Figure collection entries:
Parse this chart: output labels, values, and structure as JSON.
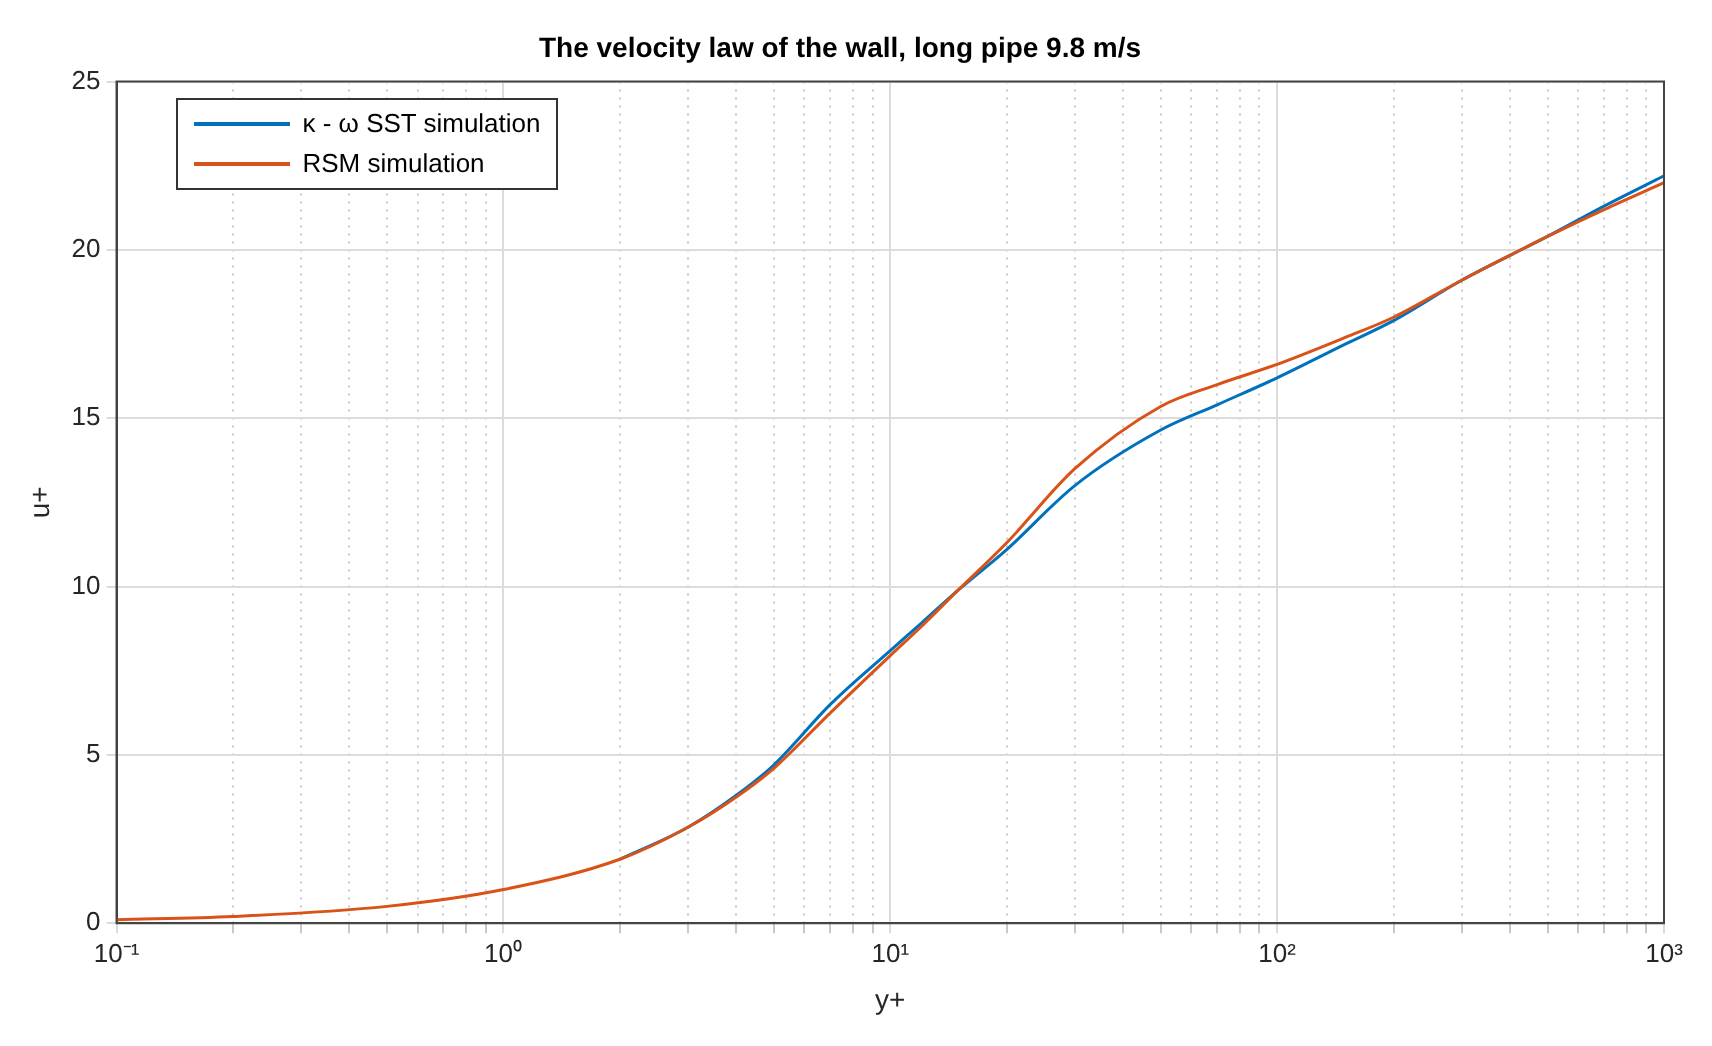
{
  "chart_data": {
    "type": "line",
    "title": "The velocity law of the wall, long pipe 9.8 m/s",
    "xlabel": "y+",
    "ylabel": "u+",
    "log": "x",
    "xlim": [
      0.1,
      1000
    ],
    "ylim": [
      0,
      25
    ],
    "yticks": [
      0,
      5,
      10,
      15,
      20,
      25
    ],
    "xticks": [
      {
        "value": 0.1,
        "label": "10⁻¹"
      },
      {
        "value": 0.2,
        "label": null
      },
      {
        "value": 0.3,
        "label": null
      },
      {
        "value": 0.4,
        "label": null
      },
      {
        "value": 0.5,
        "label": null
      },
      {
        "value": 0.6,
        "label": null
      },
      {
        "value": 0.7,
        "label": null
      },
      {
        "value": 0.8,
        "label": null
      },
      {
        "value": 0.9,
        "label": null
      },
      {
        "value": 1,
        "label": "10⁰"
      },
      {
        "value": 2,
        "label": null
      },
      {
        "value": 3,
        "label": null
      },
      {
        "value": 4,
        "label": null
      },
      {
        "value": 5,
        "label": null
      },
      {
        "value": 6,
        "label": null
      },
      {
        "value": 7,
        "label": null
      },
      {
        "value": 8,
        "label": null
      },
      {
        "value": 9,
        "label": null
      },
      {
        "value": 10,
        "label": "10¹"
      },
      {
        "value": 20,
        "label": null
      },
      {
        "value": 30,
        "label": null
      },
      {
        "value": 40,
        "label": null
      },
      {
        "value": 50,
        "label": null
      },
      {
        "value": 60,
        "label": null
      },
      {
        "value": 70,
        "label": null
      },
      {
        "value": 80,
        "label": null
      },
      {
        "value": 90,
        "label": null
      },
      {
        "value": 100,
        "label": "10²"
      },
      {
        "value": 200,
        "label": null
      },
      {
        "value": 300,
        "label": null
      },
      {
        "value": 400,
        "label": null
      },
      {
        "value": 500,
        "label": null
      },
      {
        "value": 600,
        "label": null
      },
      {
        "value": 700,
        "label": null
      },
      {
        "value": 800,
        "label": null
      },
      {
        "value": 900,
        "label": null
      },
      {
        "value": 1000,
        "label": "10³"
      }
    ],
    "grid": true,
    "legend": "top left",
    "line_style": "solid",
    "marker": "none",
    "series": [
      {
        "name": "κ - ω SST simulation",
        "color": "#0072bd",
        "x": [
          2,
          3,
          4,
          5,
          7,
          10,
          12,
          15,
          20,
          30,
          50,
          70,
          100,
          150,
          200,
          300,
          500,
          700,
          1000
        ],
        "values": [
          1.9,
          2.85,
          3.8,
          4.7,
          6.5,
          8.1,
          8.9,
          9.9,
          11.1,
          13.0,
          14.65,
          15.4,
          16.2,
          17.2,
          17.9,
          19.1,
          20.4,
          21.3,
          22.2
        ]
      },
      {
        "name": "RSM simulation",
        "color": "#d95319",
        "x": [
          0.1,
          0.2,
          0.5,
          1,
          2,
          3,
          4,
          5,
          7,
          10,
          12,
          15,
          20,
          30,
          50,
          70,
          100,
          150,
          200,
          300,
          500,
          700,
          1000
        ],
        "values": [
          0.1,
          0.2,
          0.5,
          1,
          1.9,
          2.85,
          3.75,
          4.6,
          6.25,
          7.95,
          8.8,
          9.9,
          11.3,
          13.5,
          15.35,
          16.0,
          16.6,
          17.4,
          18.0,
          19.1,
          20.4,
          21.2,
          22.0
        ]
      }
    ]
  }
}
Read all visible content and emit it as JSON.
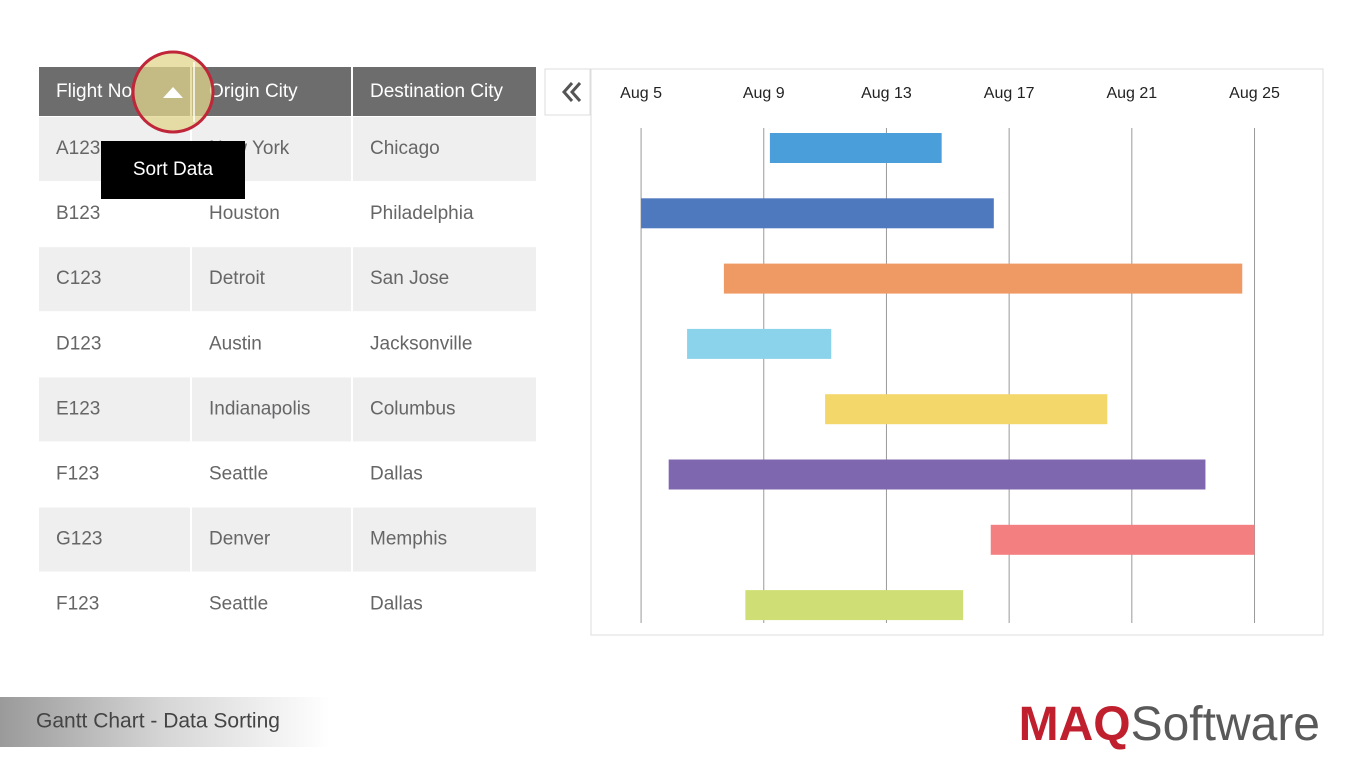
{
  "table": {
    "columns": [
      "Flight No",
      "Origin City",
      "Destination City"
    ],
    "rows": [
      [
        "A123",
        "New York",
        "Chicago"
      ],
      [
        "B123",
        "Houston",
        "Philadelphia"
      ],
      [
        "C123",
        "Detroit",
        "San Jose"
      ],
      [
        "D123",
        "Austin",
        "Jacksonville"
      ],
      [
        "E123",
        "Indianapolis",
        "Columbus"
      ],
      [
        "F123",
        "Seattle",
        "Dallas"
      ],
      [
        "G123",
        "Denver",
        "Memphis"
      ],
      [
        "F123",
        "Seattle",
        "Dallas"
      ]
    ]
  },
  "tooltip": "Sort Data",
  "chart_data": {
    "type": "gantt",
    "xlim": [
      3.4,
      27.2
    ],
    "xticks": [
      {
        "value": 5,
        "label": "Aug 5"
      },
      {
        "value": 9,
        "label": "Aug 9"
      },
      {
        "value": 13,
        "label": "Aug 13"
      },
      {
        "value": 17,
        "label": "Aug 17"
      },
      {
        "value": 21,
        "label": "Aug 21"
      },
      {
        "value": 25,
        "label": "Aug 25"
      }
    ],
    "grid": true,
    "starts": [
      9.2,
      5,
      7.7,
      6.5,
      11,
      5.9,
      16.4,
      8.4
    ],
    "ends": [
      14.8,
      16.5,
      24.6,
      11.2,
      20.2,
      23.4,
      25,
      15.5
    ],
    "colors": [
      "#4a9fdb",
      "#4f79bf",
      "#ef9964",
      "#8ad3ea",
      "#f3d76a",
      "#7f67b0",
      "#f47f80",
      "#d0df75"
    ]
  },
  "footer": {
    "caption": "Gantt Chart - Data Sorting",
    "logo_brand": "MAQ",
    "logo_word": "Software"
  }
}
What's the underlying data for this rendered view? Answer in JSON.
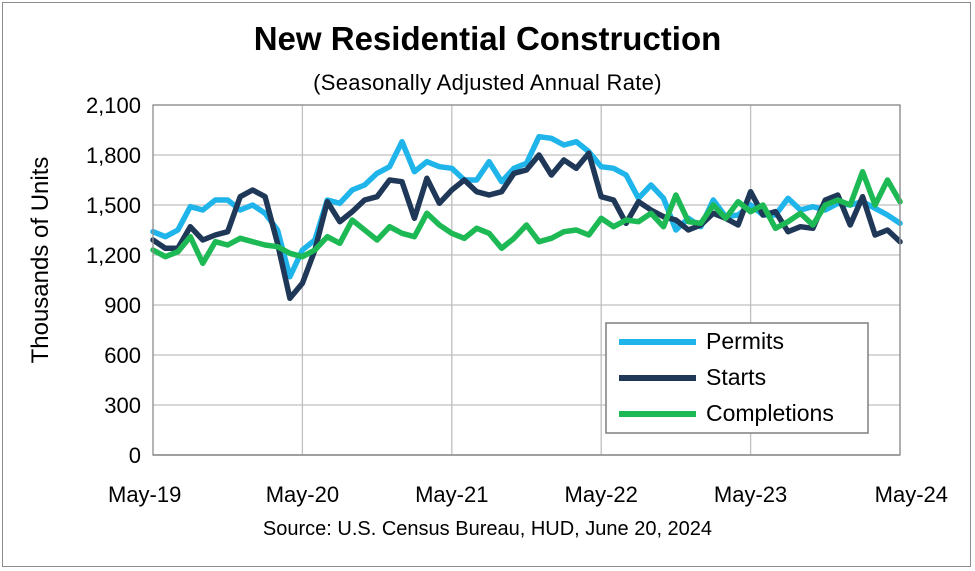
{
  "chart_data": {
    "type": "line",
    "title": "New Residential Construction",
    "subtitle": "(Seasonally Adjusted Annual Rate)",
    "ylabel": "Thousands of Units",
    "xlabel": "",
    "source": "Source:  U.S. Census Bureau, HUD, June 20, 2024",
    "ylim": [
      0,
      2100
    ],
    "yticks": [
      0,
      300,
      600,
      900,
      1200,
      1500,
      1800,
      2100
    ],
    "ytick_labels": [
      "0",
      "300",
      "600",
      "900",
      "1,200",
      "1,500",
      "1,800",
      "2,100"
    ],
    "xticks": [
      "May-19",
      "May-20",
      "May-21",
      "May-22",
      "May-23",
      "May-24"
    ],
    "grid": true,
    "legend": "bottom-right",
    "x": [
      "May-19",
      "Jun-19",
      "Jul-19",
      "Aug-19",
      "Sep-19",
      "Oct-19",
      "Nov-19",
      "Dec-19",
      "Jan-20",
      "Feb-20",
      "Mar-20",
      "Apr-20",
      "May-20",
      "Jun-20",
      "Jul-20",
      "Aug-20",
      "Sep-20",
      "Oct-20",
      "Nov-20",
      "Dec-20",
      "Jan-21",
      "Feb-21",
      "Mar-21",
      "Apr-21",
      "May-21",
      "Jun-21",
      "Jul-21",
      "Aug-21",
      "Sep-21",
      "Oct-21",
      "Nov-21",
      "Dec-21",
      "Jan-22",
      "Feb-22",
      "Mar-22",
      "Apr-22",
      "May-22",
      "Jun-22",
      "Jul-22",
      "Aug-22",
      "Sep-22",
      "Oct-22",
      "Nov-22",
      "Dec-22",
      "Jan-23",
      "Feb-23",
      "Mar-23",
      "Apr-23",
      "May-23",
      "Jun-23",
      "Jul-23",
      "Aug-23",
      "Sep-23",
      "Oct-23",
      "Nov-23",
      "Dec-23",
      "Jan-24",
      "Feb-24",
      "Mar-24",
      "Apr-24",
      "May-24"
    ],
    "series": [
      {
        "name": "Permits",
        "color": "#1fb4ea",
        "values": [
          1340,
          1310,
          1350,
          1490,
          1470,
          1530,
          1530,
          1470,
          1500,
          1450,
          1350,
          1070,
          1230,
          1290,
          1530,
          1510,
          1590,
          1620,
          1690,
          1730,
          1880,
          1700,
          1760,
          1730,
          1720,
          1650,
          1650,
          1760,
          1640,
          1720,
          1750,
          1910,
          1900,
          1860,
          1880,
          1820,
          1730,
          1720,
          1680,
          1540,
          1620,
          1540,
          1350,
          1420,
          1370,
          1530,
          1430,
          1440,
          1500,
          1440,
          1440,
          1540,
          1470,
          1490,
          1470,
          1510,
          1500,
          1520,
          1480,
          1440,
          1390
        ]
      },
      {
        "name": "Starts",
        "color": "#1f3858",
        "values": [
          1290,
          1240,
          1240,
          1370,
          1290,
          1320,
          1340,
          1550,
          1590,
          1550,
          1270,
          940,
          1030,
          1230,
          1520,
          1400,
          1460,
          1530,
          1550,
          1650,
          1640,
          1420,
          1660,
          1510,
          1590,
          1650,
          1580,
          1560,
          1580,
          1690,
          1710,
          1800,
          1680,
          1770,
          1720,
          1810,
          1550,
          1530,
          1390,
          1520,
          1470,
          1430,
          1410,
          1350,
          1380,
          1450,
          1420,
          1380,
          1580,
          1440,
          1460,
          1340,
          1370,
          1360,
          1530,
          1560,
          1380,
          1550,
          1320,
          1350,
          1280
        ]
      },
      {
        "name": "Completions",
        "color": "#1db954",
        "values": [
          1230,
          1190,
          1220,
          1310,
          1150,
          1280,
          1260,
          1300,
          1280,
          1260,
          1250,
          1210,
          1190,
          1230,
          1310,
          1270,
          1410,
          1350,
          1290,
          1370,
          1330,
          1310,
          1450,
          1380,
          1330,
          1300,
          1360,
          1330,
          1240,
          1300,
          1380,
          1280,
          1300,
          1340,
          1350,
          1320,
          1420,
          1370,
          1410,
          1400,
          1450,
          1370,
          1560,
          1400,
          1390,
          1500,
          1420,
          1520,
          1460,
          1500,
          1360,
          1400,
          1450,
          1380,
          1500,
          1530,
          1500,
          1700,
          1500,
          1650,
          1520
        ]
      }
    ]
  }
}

Exercise objective> List the lines that contain the word "name".

Solved exercise>
        "name": "κ - ω SST simulation",
        "name": "RSM simulation",
        "name": "Permits",
        "name": "Starts",
        "name": "Completions",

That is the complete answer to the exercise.